[start of Task input]

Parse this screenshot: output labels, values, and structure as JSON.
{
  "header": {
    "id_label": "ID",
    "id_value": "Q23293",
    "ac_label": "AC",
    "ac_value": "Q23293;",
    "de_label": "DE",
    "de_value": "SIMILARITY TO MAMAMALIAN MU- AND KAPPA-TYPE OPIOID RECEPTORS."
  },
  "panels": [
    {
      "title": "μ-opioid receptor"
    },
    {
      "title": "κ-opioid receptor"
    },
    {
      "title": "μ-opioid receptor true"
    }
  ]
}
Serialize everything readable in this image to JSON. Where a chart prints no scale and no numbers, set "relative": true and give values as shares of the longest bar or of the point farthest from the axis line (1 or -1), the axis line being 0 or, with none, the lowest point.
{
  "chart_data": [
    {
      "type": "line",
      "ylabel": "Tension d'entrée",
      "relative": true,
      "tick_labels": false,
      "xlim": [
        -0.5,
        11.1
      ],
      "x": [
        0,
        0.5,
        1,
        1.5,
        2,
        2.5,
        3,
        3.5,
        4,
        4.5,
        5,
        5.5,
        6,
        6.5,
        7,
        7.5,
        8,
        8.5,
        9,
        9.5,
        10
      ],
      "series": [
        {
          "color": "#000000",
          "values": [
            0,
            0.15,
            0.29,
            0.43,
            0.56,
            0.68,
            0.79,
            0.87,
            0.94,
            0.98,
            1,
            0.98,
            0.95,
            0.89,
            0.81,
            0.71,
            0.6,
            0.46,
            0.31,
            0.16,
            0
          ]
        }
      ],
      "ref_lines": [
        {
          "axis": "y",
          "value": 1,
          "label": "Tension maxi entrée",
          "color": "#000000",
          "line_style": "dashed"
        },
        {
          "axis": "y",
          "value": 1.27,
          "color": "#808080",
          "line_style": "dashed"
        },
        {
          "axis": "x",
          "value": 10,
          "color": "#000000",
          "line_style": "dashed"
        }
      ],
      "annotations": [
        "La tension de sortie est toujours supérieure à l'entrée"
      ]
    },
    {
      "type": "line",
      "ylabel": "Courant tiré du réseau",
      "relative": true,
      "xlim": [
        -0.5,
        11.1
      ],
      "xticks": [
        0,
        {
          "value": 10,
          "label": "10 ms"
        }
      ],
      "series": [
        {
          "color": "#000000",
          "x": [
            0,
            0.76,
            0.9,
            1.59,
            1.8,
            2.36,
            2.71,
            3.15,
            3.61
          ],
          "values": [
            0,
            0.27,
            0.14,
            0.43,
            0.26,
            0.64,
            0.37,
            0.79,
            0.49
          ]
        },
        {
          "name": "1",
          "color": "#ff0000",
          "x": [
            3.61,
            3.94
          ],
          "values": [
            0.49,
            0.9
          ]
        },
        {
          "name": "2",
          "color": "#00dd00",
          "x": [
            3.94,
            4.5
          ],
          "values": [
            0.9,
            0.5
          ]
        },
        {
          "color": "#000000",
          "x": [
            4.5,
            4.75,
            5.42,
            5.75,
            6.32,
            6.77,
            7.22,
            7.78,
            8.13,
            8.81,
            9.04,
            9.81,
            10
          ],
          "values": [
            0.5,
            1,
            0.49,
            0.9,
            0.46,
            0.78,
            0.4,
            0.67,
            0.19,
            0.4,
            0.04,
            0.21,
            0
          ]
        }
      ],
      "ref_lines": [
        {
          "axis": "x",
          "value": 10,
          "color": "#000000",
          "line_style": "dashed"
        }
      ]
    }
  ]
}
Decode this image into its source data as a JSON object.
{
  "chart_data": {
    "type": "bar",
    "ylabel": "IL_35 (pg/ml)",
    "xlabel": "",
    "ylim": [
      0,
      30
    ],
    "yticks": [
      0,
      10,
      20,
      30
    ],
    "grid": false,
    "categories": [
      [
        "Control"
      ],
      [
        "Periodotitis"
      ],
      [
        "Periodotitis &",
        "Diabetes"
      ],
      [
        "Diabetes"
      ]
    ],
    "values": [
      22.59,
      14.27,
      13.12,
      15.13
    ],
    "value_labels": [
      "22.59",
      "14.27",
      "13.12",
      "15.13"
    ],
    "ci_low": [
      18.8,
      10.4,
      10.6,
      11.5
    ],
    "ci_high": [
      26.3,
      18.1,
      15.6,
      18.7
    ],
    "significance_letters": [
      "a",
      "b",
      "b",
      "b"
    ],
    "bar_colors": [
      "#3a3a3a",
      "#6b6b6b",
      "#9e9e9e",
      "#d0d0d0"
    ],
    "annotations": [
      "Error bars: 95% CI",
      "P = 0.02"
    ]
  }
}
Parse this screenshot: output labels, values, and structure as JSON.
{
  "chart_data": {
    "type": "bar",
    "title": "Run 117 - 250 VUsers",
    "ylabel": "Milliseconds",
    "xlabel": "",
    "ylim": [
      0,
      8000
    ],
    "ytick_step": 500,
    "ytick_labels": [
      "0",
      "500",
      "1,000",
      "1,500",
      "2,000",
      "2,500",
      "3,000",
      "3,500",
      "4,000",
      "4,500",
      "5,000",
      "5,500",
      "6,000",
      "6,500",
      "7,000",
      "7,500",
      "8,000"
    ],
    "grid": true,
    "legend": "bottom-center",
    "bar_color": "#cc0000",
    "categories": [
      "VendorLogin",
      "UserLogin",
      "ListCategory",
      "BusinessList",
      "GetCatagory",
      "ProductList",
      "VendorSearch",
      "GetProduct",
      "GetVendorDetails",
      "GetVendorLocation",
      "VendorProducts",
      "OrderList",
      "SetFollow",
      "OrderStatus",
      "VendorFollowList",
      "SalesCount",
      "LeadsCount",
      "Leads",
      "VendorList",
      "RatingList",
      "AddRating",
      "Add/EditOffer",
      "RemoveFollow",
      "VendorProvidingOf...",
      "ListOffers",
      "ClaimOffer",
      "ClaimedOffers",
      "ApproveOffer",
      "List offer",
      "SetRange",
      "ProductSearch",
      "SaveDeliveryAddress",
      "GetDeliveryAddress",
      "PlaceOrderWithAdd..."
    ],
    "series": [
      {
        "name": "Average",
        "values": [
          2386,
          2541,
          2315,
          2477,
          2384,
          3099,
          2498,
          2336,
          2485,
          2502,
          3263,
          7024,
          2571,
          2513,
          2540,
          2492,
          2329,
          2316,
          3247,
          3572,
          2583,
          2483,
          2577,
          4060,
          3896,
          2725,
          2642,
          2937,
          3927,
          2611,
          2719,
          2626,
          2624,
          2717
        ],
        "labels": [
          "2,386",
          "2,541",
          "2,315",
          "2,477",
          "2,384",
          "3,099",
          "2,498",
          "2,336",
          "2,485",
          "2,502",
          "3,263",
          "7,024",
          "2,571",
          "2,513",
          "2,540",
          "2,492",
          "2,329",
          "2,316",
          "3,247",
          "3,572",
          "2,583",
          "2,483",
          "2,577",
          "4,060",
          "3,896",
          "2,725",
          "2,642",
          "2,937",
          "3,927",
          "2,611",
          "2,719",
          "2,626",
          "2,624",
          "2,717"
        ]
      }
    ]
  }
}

[end of Task input]

Given problem
Reproduce each record exactly, leaving nothing out.

Written solution
Parse this screenshot: output labels, values, and structure as JSON.
{
  "header": {
    "id_label": "ID",
    "id_value": "Q23293",
    "ac_label": "AC",
    "ac_value": "Q23293;",
    "de_label": "DE",
    "de_value": "SIMILARITY TO MAMAMALIAN MU- AND KAPPA-TYPE OPIOID RECEPTORS."
  },
  "panels": [
    {
      "title": "μ-opioid receptor"
    },
    {
      "title": "κ-opioid receptor"
    },
    {
      "title": "μ-opioid receptor true"
    }
  ]
}
Serialize everything readable in this image to JSON. Where a chart prints no scale and no numbers, set "relative": true and give values as shares of the longest bar or of the point farthest from the axis line (1 or -1), the axis line being 0 or, with none, the lowest point.
{
  "chart_data": [
    {
      "type": "line",
      "ylabel": "Tension d'entrée",
      "relative": true,
      "tick_labels": false,
      "xlim": [
        -0.5,
        11.1
      ],
      "x": [
        0,
        0.5,
        1,
        1.5,
        2,
        2.5,
        3,
        3.5,
        4,
        4.5,
        5,
        5.5,
        6,
        6.5,
        7,
        7.5,
        8,
        8.5,
        9,
        9.5,
        10
      ],
      "series": [
        {
          "color": "#000000",
          "values": [
            0,
            0.15,
            0.29,
            0.43,
            0.56,
            0.68,
            0.79,
            0.87,
            0.94,
            0.98,
            1,
            0.98,
            0.95,
            0.89,
            0.81,
            0.71,
            0.6,
            0.46,
            0.31,
            0.16,
            0
          ]
        }
      ],
      "ref_lines": [
        {
          "axis": "y",
          "value": 1,
          "label": "Tension maxi entrée",
          "color": "#000000",
          "line_style": "dashed"
        },
        {
          "axis": "y",
          "value": 1.27,
          "color": "#808080",
          "line_style": "dashed"
        },
        {
          "axis": "x",
          "value": 10,
          "color": "#000000",
          "line_style": "dashed"
        }
      ],
      "annotations": [
        "La tension de sortie est toujours supérieure à l'entrée"
      ]
    },
    {
      "type": "line",
      "ylabel": "Courant tiré du réseau",
      "relative": true,
      "xlim": [
        -0.5,
        11.1
      ],
      "xticks": [
        0,
        {
          "value": 10,
          "label": "10 ms"
        }
      ],
      "series": [
        {
          "color": "#000000",
          "x": [
            0,
            0.76,
            0.9,
            1.59,
            1.8,
            2.36,
            2.71,
            3.15,
            3.61
          ],
          "values": [
            0,
            0.27,
            0.14,
            0.43,
            0.26,
            0.64,
            0.37,
            0.79,
            0.49
          ]
        },
        {
          "name": "1",
          "color": "#ff0000",
          "x": [
            3.61,
            3.94
          ],
          "values": [
            0.49,
            0.9
          ]
        },
        {
          "name": "2",
          "color": "#00dd00",
          "x": [
            3.94,
            4.5
          ],
          "values": [
            0.9,
            0.5
          ]
        },
        {
          "color": "#000000",
          "x": [
            4.5,
            4.75,
            5.42,
            5.75,
            6.32,
            6.77,
            7.22,
            7.78,
            8.13,
            8.81,
            9.04,
            9.81,
            10
          ],
          "values": [
            0.5,
            1,
            0.49,
            0.9,
            0.46,
            0.78,
            0.4,
            0.67,
            0.19,
            0.4,
            0.04,
            0.21,
            0
          ]
        }
      ],
      "ref_lines": [
        {
          "axis": "x",
          "value": 10,
          "color": "#000000",
          "line_style": "dashed"
        }
      ]
    }
  ]
}
Decode this image into its source data as a JSON object.
{
  "chart_data": {
    "type": "bar",
    "ylabel": "IL_35 (pg/ml)",
    "xlabel": "",
    "ylim": [
      0,
      30
    ],
    "yticks": [
      0,
      10,
      20,
      30
    ],
    "grid": false,
    "categories": [
      [
        "Control"
      ],
      [
        "Periodotitis"
      ],
      [
        "Periodotitis &",
        "Diabetes"
      ],
      [
        "Diabetes"
      ]
    ],
    "values": [
      22.59,
      14.27,
      13.12,
      15.13
    ],
    "value_labels": [
      "22.59",
      "14.27",
      "13.12",
      "15.13"
    ],
    "ci_low": [
      18.8,
      10.4,
      10.6,
      11.5
    ],
    "ci_high": [
      26.3,
      18.1,
      15.6,
      18.7
    ],
    "significance_letters": [
      "a",
      "b",
      "b",
      "b"
    ],
    "bar_colors": [
      "#3a3a3a",
      "#6b6b6b",
      "#9e9e9e",
      "#d0d0d0"
    ],
    "annotations": [
      "Error bars: 95% CI",
      "P = 0.02"
    ]
  }
}
Parse this screenshot: output labels, values, and structure as JSON.
{
  "chart_data": {
    "type": "bar",
    "title": "Run 117 - 250 VUsers",
    "ylabel": "Milliseconds",
    "xlabel": "",
    "ylim": [
      0,
      8000
    ],
    "ytick_step": 500,
    "ytick_labels": [
      "0",
      "500",
      "1,000",
      "1,500",
      "2,000",
      "2,500",
      "3,000",
      "3,500",
      "4,000",
      "4,500",
      "5,000",
      "5,500",
      "6,000",
      "6,500",
      "7,000",
      "7,500",
      "8,000"
    ],
    "grid": true,
    "legend": "bottom-center",
    "bar_color": "#cc0000",
    "categories": [
      "VendorLogin",
      "UserLogin",
      "ListCategory",
      "BusinessList",
      "GetCatagory",
      "ProductList",
      "VendorSearch",
      "GetProduct",
      "GetVendorDetails",
      "GetVendorLocation",
      "VendorProducts",
      "OrderList",
      "SetFollow",
      "OrderStatus",
      "VendorFollowList",
      "SalesCount",
      "LeadsCount",
      "Leads",
      "VendorList",
      "RatingList",
      "AddRating",
      "Add/EditOffer",
      "RemoveFollow",
      "VendorProvidingOf...",
      "ListOffers",
      "ClaimOffer",
      "ClaimedOffers",
      "ApproveOffer",
      "List offer",
      "SetRange",
      "ProductSearch",
      "SaveDeliveryAddress",
      "GetDeliveryAddress",
      "PlaceOrderWithAdd..."
    ],
    "series": [
      {
        "name": "Average",
        "values": [
          2386,
          2541,
          2315,
          2477,
          2384,
          3099,
          2498,
          2336,
          2485,
          2502,
          3263,
          7024,
          2571,
          2513,
          2540,
          2492,
          2329,
          2316,
          3247,
          3572,
          2583,
          2483,
          2577,
          4060,
          3896,
          2725,
          2642,
          2937,
          3927,
          2611,
          2719,
          2626,
          2624,
          2717
        ],
        "labels": [
          "2,386",
          "2,541",
          "2,315",
          "2,477",
          "2,384",
          "3,099",
          "2,498",
          "2,336",
          "2,485",
          "2,502",
          "3,263",
          "7,024",
          "2,571",
          "2,513",
          "2,540",
          "2,492",
          "2,329",
          "2,316",
          "3,247",
          "3,572",
          "2,583",
          "2,483",
          "2,577",
          "4,060",
          "3,896",
          "2,725",
          "2,642",
          "2,937",
          "3,927",
          "2,611",
          "2,719",
          "2,626",
          "2,624",
          "2,717"
        ]
      }
    ]
  }
}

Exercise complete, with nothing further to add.